● **Exercise objective**
Find the lines containing the word "ridge" and copy every one of them.

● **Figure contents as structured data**
──────

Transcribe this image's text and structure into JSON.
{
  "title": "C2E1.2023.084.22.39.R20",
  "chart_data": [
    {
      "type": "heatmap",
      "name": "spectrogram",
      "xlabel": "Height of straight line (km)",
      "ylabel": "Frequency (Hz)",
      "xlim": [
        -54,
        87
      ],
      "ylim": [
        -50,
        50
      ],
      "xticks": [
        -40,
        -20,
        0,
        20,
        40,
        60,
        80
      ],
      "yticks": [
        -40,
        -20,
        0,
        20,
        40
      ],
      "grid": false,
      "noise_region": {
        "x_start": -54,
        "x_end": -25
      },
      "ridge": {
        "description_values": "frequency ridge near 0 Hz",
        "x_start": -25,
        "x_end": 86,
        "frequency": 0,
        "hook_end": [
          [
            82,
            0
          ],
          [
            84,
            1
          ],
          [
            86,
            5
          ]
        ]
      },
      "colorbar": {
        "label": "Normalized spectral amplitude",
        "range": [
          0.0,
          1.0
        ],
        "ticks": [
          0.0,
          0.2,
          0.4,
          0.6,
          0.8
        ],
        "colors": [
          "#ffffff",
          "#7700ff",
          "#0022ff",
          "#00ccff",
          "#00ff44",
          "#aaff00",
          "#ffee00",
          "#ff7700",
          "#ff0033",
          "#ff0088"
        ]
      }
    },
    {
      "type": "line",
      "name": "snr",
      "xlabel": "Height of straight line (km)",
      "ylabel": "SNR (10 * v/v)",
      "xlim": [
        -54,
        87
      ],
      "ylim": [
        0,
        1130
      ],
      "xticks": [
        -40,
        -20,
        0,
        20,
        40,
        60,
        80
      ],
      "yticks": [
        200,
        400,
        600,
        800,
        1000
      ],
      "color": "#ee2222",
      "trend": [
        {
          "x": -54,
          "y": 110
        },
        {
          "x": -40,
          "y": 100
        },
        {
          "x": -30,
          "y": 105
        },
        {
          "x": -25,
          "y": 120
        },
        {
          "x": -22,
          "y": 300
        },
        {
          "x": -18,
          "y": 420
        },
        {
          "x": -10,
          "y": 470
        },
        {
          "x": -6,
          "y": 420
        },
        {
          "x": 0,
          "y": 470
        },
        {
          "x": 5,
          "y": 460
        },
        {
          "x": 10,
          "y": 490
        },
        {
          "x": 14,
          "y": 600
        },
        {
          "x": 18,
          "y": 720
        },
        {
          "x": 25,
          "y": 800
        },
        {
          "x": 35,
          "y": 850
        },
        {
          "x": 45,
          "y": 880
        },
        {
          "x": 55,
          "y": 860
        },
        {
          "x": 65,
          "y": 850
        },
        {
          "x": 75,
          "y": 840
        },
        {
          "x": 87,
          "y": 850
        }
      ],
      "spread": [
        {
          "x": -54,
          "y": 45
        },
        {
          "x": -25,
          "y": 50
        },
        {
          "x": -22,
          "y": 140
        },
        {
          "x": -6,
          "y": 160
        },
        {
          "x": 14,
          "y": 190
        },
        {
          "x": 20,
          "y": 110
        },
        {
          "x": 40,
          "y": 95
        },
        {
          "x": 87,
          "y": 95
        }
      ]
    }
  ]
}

──────

● **Task result**
      "ridge": {
        "description_values": "frequency ridge near 0 Hz",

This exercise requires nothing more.